ENTRIES
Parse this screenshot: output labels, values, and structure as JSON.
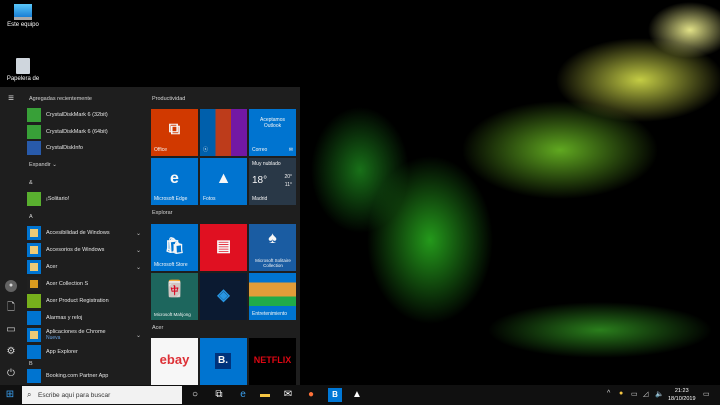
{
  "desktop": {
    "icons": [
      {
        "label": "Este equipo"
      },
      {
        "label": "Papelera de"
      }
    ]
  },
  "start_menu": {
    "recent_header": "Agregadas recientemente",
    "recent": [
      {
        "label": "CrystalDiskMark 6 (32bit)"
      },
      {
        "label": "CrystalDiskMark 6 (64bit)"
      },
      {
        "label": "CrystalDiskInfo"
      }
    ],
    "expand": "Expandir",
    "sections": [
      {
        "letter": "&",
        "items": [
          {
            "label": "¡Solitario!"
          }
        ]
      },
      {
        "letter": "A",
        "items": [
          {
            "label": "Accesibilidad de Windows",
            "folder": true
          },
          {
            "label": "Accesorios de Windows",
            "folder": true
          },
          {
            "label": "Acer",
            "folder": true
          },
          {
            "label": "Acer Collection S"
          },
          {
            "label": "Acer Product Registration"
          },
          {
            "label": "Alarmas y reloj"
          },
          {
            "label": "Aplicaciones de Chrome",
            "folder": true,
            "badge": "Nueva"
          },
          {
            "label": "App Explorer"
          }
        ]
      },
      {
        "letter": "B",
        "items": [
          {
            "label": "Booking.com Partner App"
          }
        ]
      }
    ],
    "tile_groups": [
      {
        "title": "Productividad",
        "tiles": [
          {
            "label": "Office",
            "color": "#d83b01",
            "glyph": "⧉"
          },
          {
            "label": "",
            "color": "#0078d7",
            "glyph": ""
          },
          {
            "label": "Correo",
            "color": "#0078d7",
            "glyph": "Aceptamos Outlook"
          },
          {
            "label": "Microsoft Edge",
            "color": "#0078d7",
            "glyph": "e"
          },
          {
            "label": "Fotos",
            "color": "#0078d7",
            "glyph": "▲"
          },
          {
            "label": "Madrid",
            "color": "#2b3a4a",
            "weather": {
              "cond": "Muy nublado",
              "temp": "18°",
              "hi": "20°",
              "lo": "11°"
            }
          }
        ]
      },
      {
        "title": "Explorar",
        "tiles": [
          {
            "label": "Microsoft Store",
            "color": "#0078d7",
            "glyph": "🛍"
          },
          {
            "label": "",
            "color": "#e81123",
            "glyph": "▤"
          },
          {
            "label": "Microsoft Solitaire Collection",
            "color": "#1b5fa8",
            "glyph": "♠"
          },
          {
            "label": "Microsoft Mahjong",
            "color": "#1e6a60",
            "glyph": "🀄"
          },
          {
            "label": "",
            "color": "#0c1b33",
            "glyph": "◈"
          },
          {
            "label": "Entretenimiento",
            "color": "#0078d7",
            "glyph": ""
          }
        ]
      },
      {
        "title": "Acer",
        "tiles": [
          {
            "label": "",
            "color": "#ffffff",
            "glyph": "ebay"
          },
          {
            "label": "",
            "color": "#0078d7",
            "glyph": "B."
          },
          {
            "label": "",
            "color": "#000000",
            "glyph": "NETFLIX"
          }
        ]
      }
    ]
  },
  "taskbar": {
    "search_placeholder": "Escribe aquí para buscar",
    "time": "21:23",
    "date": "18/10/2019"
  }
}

TASK GOAL
Transcribe the listing above verbatim. Omit the pictures.

REPLY TO THE EXERCISE
Parse this screenshot: output labels, values, and structure as JSON.
{
  "desktop": {
    "icons": [
      {
        "label": "Este equipo"
      },
      {
        "label": "Papelera de"
      }
    ]
  },
  "start_menu": {
    "recent_header": "Agregadas recientemente",
    "recent": [
      {
        "label": "CrystalDiskMark 6 (32bit)"
      },
      {
        "label": "CrystalDiskMark 6 (64bit)"
      },
      {
        "label": "CrystalDiskInfo"
      }
    ],
    "expand": "Expandir",
    "sections": [
      {
        "letter": "&",
        "items": [
          {
            "label": "¡Solitario!"
          }
        ]
      },
      {
        "letter": "A",
        "items": [
          {
            "label": "Accesibilidad de Windows",
            "folder": true
          },
          {
            "label": "Accesorios de Windows",
            "folder": true
          },
          {
            "label": "Acer",
            "folder": true
          },
          {
            "label": "Acer Collection S"
          },
          {
            "label": "Acer Product Registration"
          },
          {
            "label": "Alarmas y reloj"
          },
          {
            "label": "Aplicaciones de Chrome",
            "folder": true,
            "badge": "Nueva"
          },
          {
            "label": "App Explorer"
          }
        ]
      },
      {
        "letter": "B",
        "items": [
          {
            "label": "Booking.com Partner App"
          }
        ]
      }
    ],
    "tile_groups": [
      {
        "title": "Productividad",
        "tiles": [
          {
            "label": "Office",
            "color": "#d83b01",
            "glyph": "⧉"
          },
          {
            "label": "",
            "color": "#0078d7",
            "glyph": ""
          },
          {
            "label": "Correo",
            "color": "#0078d7",
            "glyph": "Aceptamos Outlook"
          },
          {
            "label": "Microsoft Edge",
            "color": "#0078d7",
            "glyph": "e"
          },
          {
            "label": "Fotos",
            "color": "#0078d7",
            "glyph": "▲"
          },
          {
            "label": "Madrid",
            "color": "#2b3a4a",
            "weather": {
              "cond": "Muy nublado",
              "temp": "18°",
              "hi": "20°",
              "lo": "11°"
            }
          }
        ]
      },
      {
        "title": "Explorar",
        "tiles": [
          {
            "label": "Microsoft Store",
            "color": "#0078d7",
            "glyph": "🛍"
          },
          {
            "label": "",
            "color": "#e81123",
            "glyph": "▤"
          },
          {
            "label": "Microsoft Solitaire Collection",
            "color": "#1b5fa8",
            "glyph": "♠"
          },
          {
            "label": "Microsoft Mahjong",
            "color": "#1e6a60",
            "glyph": "🀄"
          },
          {
            "label": "",
            "color": "#0c1b33",
            "glyph": "◈"
          },
          {
            "label": "Entretenimiento",
            "color": "#0078d7",
            "glyph": ""
          }
        ]
      },
      {
        "title": "Acer",
        "tiles": [
          {
            "label": "",
            "color": "#ffffff",
            "glyph": "ebay"
          },
          {
            "label": "",
            "color": "#0078d7",
            "glyph": "B."
          },
          {
            "label": "",
            "color": "#000000",
            "glyph": "NETFLIX"
          }
        ]
      }
    ]
  },
  "taskbar": {
    "search_placeholder": "Escribe aquí para buscar",
    "time": "21:23",
    "date": "18/10/2019"
  }
}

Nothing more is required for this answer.